(Element and region listings)
----------

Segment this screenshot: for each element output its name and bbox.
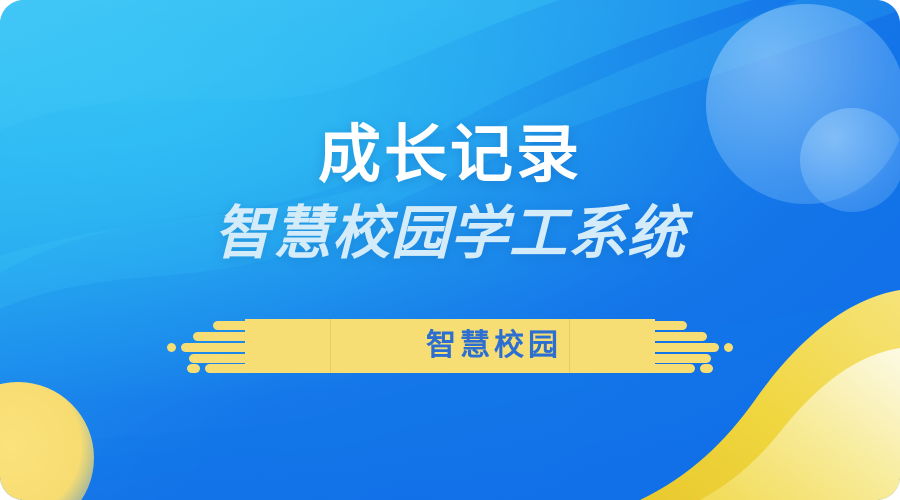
banner-content: 成长记录 智慧校园学工系统 bbox=[0, 0, 900, 500]
speed-lines-right-icon bbox=[643, 319, 733, 373]
promo-banner: 成长记录 智慧校园学工系统 bbox=[0, 0, 900, 500]
speed-lines-left-icon bbox=[167, 319, 257, 373]
page-subtitle: 智慧校园学工系统 bbox=[214, 204, 686, 262]
ribbon-container: 智慧校园 bbox=[0, 318, 900, 374]
page-title: 成长记录 bbox=[318, 123, 582, 186]
ribbon: 智慧校园 bbox=[245, 319, 655, 373]
ribbon-label: 智慧校园 bbox=[426, 331, 562, 361]
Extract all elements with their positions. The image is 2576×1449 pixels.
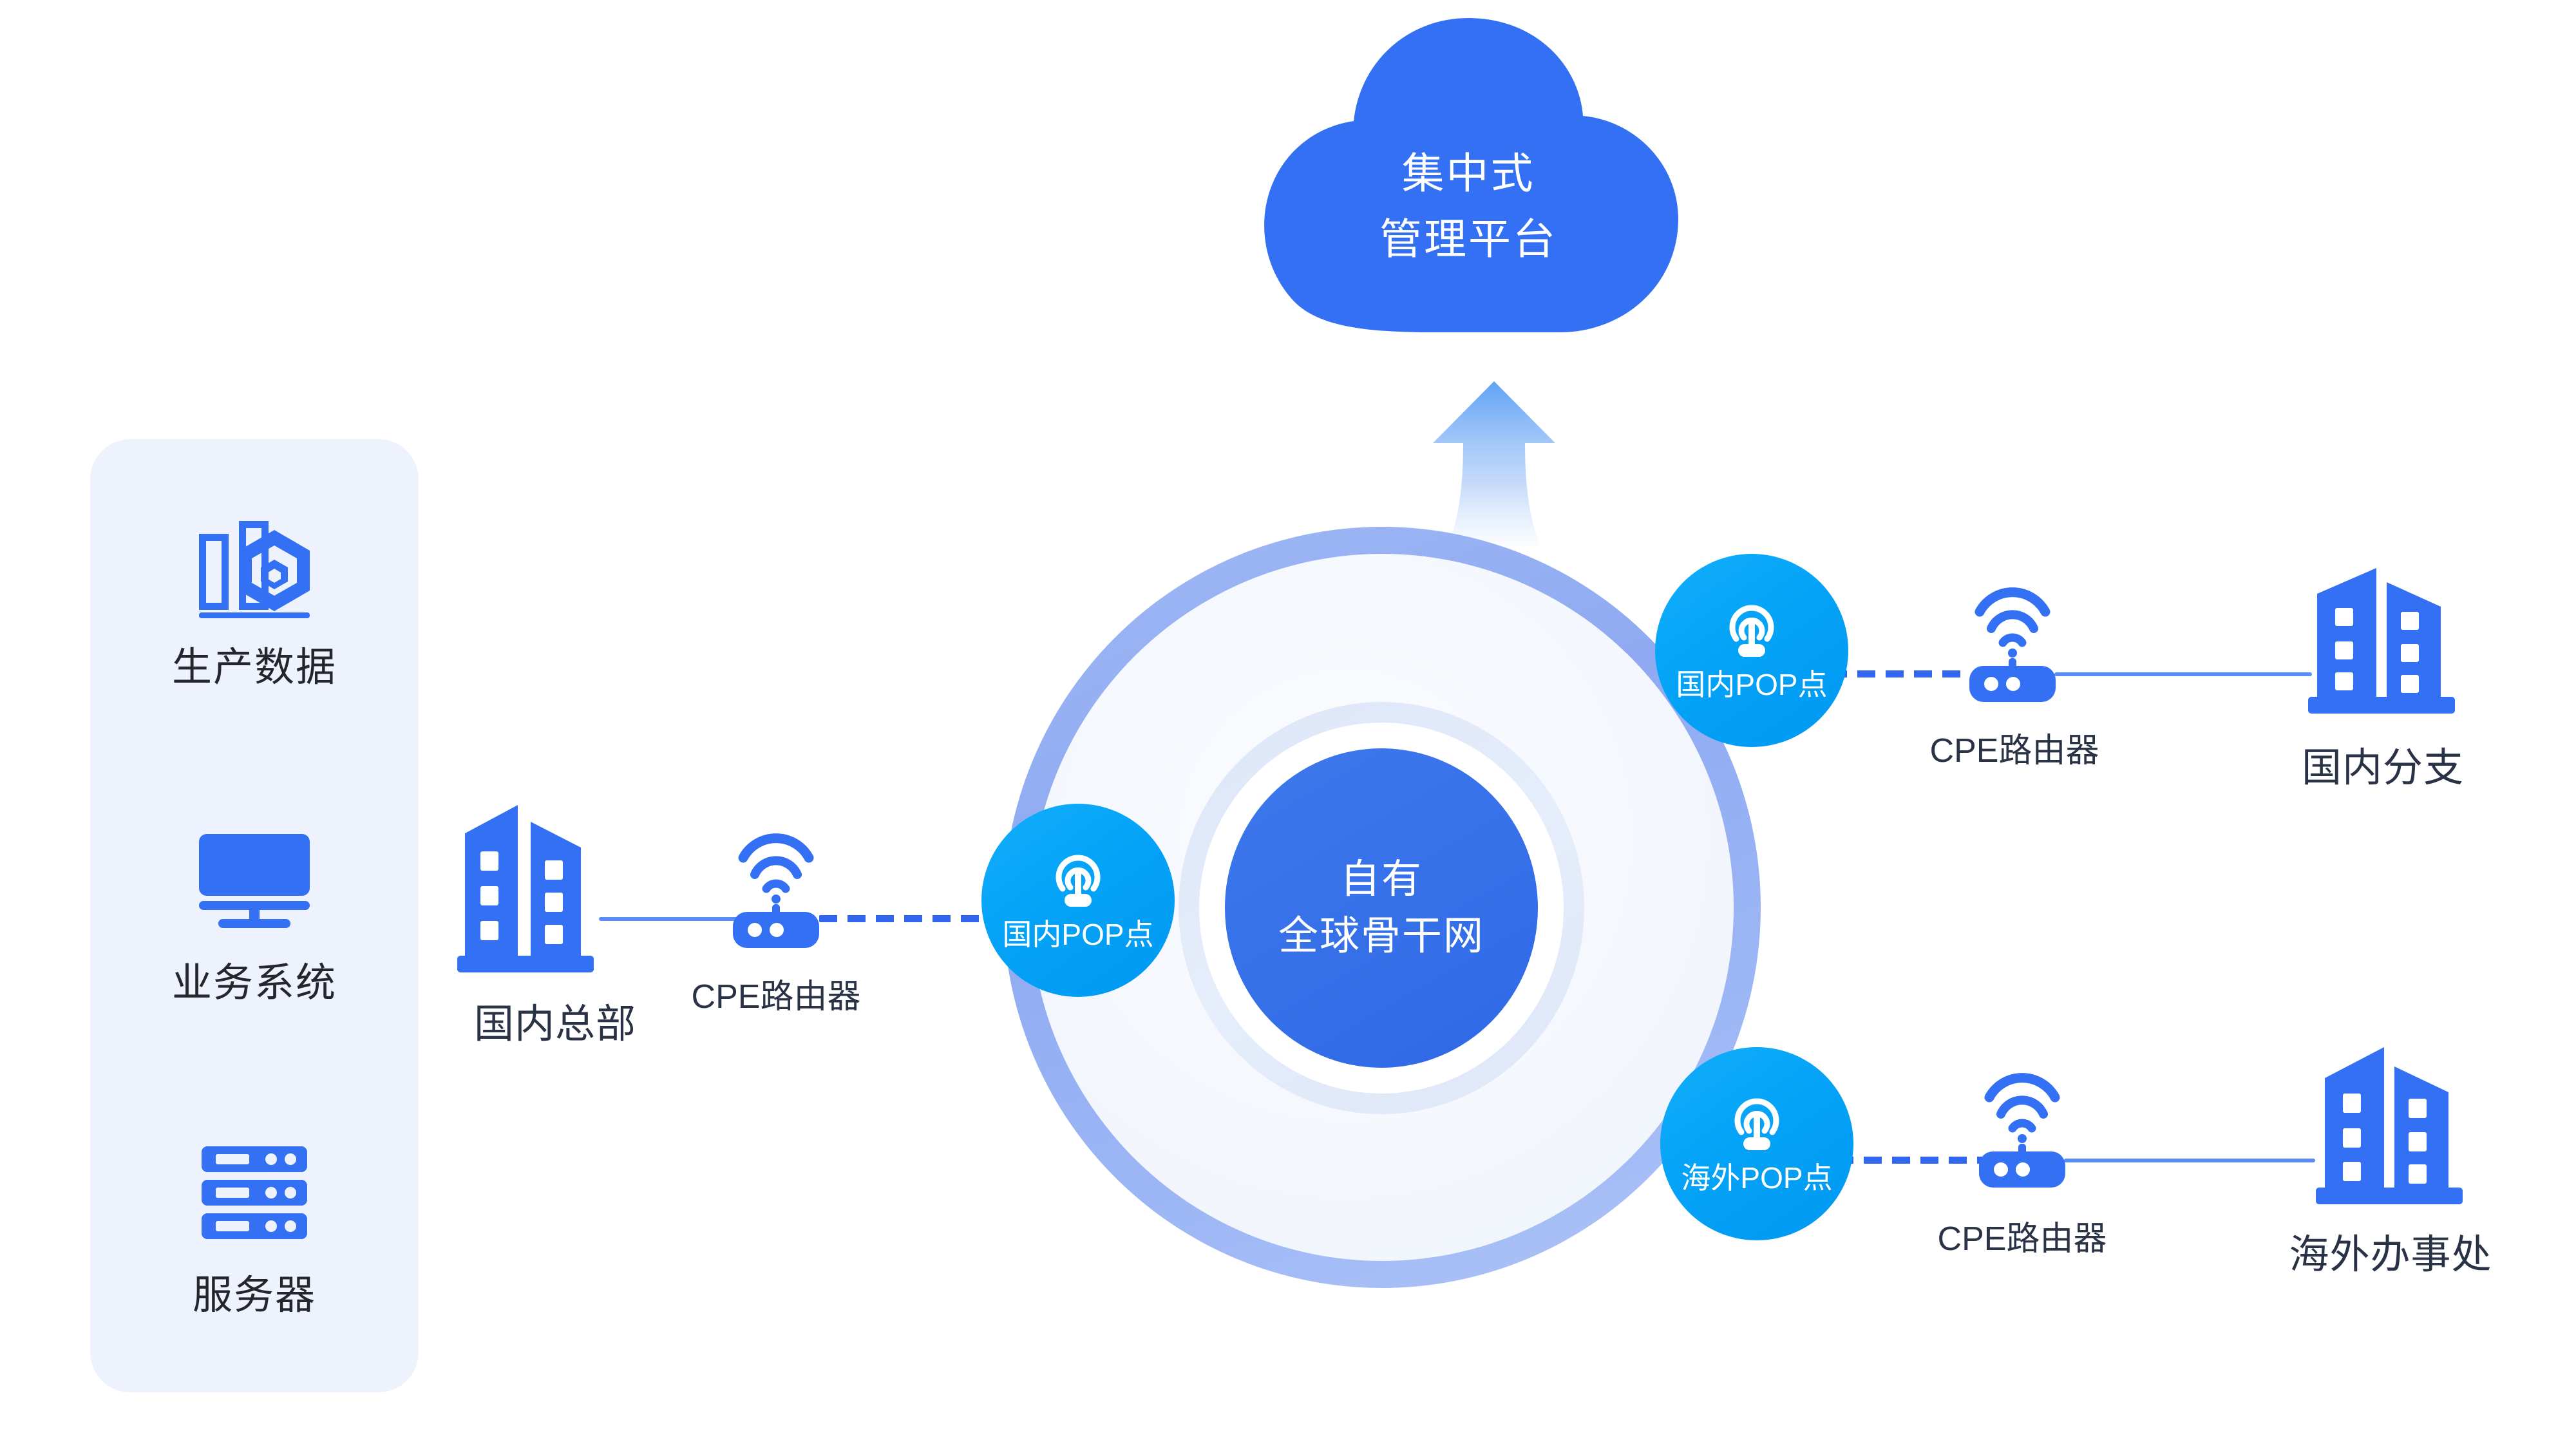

----------

**JOB:**
Return every line of the items above word for word, leaving out the pictures.

**TASK SOLUTION:**
Segment this screenshot: for each element output its name and bbox.
banner-content: 成长记录 智慧校园学工系统 bbox=[0, 0, 900, 500]
speed-lines-right-icon bbox=[643, 319, 733, 373]
promo-banner: 成长记录 智慧校园学工系统 bbox=[0, 0, 900, 500]
speed-lines-left-icon bbox=[167, 319, 257, 373]
page-subtitle: 智慧校园学工系统 bbox=[214, 204, 686, 262]
ribbon-container: 智慧校园 bbox=[0, 318, 900, 374]
page-title: 成长记录 bbox=[318, 123, 582, 186]
ribbon: 智慧校园 bbox=[245, 319, 655, 373]
ribbon-label: 智慧校园 bbox=[426, 331, 562, 361]
Extract all elements with their positions. The image is 2576×1449 pixels.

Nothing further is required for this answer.